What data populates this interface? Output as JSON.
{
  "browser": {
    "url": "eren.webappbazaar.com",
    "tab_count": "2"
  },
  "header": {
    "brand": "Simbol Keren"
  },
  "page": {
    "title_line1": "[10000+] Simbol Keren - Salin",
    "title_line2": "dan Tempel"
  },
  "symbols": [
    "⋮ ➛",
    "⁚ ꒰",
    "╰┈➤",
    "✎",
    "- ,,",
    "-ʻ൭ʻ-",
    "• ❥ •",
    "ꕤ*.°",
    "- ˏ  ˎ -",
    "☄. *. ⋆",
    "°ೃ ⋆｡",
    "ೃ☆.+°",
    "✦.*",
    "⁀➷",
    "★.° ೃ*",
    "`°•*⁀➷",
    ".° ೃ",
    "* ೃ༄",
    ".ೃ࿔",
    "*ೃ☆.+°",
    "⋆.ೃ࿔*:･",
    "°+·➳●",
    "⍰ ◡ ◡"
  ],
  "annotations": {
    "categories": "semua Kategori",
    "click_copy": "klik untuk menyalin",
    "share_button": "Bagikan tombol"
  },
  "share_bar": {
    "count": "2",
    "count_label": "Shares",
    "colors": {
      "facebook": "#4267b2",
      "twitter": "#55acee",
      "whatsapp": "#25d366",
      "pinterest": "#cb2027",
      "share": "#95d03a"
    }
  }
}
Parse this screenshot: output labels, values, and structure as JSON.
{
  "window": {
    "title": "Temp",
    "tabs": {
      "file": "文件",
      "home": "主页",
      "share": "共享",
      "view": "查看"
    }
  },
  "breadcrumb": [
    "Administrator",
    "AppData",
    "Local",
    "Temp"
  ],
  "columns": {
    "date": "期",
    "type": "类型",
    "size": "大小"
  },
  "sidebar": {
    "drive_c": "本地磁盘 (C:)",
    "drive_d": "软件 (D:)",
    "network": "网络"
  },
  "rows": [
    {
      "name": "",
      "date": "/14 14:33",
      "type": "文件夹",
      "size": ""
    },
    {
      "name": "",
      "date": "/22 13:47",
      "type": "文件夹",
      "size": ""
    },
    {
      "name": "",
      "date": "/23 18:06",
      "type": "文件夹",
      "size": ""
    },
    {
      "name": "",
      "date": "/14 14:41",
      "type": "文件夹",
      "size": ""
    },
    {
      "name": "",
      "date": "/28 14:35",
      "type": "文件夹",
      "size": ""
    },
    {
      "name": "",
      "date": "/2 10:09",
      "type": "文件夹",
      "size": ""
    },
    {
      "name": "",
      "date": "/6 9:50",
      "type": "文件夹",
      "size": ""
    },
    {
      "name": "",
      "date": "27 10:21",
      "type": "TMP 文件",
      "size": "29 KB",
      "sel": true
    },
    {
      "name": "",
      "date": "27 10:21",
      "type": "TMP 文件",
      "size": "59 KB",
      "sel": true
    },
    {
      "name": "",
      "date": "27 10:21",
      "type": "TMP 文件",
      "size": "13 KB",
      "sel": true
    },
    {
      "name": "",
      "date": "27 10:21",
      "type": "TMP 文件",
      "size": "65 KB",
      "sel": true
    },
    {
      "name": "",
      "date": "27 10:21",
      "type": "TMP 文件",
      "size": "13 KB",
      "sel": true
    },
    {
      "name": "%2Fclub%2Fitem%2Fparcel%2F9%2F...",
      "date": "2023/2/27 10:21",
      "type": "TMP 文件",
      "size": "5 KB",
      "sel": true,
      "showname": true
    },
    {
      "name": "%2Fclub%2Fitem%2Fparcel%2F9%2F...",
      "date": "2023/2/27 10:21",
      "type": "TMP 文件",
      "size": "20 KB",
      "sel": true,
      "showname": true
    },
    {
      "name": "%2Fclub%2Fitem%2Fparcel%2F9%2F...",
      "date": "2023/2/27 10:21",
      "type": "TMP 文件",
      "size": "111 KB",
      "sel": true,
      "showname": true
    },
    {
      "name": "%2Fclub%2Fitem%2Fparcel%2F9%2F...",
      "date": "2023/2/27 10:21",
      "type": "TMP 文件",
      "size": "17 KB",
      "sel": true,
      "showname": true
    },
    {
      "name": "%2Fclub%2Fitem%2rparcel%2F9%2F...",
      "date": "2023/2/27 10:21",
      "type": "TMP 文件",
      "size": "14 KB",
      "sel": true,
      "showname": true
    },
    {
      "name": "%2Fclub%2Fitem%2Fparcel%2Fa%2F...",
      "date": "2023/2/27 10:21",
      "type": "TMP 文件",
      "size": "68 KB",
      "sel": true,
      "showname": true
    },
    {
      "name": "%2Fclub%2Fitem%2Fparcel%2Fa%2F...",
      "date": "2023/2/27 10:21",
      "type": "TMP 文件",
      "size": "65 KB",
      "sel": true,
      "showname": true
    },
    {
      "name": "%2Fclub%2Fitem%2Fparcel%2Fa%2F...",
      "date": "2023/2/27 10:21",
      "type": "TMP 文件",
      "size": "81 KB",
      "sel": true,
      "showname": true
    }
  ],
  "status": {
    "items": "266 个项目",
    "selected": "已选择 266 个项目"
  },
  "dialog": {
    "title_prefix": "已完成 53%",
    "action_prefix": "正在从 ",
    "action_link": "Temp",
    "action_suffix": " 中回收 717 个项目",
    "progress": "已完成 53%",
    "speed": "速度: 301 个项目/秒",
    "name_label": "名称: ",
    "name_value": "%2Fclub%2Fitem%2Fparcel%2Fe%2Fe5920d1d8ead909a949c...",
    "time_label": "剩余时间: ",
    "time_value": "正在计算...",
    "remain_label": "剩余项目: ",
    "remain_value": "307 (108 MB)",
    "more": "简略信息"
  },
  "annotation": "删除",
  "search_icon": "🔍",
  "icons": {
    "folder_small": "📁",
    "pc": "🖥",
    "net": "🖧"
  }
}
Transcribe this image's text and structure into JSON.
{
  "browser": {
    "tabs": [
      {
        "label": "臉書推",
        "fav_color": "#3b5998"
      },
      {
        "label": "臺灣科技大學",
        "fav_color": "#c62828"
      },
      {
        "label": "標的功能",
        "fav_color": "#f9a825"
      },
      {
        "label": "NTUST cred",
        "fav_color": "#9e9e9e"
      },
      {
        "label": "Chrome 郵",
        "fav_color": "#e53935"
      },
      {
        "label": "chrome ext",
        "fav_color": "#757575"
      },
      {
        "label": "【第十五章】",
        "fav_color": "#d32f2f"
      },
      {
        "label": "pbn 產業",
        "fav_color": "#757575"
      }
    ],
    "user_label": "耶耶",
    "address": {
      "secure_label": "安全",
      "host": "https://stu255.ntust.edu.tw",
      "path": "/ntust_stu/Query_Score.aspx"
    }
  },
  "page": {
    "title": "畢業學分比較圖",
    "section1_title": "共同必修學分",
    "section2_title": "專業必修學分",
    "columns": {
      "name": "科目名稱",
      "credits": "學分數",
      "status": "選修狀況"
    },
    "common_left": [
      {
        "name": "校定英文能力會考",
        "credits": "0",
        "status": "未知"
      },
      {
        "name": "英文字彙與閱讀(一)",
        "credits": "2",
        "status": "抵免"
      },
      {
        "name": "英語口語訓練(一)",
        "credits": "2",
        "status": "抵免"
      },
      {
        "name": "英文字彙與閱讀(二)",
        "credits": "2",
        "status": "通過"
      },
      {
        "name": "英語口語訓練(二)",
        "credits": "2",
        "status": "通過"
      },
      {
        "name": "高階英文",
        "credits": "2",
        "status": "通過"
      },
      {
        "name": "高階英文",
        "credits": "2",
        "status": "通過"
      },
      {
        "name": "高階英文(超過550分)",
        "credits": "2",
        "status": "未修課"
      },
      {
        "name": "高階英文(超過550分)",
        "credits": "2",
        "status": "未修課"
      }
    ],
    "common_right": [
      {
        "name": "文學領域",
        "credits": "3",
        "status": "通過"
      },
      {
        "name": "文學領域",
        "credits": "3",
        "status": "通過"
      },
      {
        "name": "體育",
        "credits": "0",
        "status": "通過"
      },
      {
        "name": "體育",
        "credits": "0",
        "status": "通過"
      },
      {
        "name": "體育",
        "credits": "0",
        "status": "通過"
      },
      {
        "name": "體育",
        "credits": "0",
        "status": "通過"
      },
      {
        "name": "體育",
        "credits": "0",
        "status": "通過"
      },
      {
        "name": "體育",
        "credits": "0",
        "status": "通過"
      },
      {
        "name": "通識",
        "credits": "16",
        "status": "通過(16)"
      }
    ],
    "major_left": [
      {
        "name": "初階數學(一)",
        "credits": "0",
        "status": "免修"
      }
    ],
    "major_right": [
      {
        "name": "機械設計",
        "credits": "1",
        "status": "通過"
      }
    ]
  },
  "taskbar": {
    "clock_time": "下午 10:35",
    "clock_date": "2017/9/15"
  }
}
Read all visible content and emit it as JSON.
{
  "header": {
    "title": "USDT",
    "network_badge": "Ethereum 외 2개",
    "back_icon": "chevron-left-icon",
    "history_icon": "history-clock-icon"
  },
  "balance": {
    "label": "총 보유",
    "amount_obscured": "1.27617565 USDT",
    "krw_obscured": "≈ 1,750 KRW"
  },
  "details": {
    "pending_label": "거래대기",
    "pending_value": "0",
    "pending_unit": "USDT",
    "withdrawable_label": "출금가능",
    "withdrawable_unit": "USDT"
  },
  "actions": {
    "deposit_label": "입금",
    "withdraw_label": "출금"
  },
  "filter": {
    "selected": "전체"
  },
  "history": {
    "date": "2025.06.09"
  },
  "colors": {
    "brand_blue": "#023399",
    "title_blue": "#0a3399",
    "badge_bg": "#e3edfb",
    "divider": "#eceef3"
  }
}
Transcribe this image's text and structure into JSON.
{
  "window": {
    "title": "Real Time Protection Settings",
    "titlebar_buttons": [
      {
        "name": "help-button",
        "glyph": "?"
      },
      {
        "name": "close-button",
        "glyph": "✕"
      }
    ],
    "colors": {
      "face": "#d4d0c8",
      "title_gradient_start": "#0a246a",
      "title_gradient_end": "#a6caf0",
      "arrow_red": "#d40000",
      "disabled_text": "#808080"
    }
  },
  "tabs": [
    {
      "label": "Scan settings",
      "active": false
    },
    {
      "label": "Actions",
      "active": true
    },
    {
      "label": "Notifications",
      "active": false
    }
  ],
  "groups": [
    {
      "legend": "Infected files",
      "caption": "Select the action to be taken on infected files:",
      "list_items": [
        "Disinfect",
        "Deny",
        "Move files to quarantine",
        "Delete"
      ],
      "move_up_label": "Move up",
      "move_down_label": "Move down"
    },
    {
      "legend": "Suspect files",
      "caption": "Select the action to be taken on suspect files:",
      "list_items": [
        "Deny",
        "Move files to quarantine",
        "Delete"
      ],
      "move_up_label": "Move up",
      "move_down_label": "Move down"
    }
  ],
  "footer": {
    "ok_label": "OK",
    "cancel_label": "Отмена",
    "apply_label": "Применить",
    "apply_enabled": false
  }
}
___
=== Set task ===
Copy out every line of the data that includes "this".

=== Final answer ===
What data populates this interface? Output as JSON.
Parse this screenshot: output labels, values, and structure as JSON.
Transcribe this image's text and structure into JSON.
Transcribe this image's text and structure into JSON.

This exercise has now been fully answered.